* **AIM OF THE EXERCISE**: What is needed is an exact repeat of the lines from the line containing "Decode this image" through the final line of the entries below, and nothing else.

* **ENTRIES SUPPLIED**:
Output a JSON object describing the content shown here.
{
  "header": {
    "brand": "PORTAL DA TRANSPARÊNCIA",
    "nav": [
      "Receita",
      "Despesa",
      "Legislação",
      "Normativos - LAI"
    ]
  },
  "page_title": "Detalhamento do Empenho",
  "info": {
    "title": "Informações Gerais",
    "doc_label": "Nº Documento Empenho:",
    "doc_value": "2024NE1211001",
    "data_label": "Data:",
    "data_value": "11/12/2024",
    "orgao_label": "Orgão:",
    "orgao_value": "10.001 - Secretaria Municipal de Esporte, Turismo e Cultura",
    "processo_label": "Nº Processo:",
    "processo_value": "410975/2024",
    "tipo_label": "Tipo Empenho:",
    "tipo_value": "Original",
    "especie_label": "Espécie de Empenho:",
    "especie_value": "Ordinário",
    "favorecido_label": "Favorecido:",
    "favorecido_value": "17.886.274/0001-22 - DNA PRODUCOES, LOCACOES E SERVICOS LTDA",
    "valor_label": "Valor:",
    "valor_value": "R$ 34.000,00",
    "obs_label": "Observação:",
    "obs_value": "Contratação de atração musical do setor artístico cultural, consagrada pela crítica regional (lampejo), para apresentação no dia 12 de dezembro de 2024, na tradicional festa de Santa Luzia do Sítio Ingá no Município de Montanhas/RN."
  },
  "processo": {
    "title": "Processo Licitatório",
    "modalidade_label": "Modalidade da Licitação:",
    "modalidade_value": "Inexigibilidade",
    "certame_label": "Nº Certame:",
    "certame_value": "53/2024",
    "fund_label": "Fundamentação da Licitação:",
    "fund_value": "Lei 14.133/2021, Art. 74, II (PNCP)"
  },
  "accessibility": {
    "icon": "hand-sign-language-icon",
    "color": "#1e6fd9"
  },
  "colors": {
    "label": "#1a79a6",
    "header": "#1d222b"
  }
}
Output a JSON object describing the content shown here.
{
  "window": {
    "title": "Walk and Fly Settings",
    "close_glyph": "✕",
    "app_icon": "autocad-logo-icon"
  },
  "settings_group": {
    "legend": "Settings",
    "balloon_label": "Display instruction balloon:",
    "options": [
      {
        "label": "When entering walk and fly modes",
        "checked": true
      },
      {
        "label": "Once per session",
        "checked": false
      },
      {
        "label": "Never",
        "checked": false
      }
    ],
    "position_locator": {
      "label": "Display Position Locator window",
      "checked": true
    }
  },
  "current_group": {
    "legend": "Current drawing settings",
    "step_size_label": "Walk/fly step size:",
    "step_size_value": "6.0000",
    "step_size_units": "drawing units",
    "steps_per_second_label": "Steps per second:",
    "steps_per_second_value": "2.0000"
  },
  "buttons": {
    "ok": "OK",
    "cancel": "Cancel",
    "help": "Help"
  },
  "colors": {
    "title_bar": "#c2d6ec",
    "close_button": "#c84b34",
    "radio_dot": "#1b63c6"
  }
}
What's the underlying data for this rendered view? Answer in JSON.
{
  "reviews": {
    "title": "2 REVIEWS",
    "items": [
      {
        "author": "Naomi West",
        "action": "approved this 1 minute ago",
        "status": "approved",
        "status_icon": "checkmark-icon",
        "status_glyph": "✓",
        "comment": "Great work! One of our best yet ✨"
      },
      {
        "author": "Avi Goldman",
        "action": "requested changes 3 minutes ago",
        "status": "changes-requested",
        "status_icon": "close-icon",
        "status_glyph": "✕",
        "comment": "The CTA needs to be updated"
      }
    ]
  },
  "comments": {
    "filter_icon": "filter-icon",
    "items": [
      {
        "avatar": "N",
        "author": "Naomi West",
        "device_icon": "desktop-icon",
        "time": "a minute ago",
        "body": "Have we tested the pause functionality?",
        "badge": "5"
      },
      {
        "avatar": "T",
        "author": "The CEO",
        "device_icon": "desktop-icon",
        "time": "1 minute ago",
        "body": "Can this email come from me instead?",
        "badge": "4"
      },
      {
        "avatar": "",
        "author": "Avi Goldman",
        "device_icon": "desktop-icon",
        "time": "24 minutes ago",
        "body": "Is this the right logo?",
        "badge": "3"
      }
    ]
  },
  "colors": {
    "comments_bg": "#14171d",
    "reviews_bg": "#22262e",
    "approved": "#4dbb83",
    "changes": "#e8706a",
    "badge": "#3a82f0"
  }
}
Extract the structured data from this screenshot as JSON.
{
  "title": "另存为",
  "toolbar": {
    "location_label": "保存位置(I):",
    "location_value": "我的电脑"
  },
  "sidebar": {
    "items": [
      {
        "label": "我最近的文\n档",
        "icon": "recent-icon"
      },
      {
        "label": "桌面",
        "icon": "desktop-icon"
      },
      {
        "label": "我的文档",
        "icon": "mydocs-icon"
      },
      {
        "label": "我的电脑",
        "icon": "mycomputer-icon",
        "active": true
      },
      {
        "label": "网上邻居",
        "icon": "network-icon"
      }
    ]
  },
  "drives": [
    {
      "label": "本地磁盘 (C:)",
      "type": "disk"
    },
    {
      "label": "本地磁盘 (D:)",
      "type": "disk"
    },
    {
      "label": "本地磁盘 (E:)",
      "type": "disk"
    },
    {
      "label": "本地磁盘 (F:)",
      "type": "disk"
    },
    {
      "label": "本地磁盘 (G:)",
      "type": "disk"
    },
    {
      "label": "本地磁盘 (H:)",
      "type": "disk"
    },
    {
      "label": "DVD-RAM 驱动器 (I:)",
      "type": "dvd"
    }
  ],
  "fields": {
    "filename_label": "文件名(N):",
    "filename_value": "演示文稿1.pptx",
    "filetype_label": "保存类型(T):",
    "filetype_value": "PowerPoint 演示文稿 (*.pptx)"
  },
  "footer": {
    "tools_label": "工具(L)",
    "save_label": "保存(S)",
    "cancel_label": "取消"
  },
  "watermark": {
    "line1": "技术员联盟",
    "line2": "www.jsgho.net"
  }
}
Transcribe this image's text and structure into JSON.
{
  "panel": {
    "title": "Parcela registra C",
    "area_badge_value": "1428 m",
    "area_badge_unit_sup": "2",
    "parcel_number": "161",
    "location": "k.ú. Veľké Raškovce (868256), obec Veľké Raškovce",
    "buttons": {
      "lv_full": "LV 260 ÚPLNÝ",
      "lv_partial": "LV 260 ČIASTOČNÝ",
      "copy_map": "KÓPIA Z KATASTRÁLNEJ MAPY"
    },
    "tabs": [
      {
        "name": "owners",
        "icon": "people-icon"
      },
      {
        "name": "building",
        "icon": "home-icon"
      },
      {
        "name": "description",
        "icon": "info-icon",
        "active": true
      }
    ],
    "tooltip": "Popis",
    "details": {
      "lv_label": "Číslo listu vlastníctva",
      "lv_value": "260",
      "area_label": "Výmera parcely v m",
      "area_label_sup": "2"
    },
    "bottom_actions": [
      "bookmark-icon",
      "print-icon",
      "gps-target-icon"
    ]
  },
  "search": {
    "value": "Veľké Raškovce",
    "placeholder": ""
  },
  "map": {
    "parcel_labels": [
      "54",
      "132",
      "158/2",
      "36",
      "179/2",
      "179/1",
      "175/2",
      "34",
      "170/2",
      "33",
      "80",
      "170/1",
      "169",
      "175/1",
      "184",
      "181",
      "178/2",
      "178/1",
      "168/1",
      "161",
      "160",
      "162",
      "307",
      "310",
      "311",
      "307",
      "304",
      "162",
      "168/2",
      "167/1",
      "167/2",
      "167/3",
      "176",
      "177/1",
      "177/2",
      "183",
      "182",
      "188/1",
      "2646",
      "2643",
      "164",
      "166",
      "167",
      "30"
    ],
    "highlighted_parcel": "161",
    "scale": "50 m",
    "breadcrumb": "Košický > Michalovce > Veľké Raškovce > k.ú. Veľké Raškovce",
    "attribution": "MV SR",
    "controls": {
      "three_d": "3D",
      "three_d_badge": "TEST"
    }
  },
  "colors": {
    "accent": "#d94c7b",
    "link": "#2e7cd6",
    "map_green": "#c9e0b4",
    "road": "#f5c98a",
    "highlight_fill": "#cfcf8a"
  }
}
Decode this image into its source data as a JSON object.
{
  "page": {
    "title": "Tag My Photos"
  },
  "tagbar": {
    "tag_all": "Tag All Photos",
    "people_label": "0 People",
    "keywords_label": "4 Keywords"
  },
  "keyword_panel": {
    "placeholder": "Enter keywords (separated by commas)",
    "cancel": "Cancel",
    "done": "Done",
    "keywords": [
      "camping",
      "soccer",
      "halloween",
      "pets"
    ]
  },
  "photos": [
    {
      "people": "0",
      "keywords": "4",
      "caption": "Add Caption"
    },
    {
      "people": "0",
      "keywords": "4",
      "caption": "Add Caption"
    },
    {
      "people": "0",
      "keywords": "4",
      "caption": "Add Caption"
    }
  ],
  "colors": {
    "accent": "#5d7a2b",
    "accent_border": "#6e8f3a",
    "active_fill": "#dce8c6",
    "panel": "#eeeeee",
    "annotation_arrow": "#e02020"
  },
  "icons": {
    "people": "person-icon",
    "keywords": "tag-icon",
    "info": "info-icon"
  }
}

* **COMPLETED TASK**:
Decode this image into its source data as a JSON object.
{
  "page": {
    "title": "Tag My Photos"
  },
  "tagbar": {
    "tag_all": "Tag All Photos",
    "people_label": "0 People",
    "keywords_label": "4 Keywords"
  },
  "keyword_panel": {
    "placeholder": "Enter keywords (separated by commas)",
    "cancel": "Cancel",
    "done": "Done",
    "keywords": [
      "camping",
      "soccer",
      "halloween",
      "pets"
    ]
  },
  "photos": [
    {
      "people": "0",
      "keywords": "4",
      "caption": "Add Caption"
    },
    {
      "people": "0",
      "keywords": "4",
      "caption": "Add Caption"
    },
    {
      "people": "0",
      "keywords": "4",
      "caption": "Add Caption"
    }
  ],
  "colors": {
    "accent": "#5d7a2b",
    "accent_border": "#6e8f3a",
    "active_fill": "#dce8c6",
    "panel": "#eeeeee",
    "annotation_arrow": "#e02020"
  },
  "icons": {
    "people": "person-icon",
    "keywords": "tag-icon",
    "info": "info-icon"
  }
}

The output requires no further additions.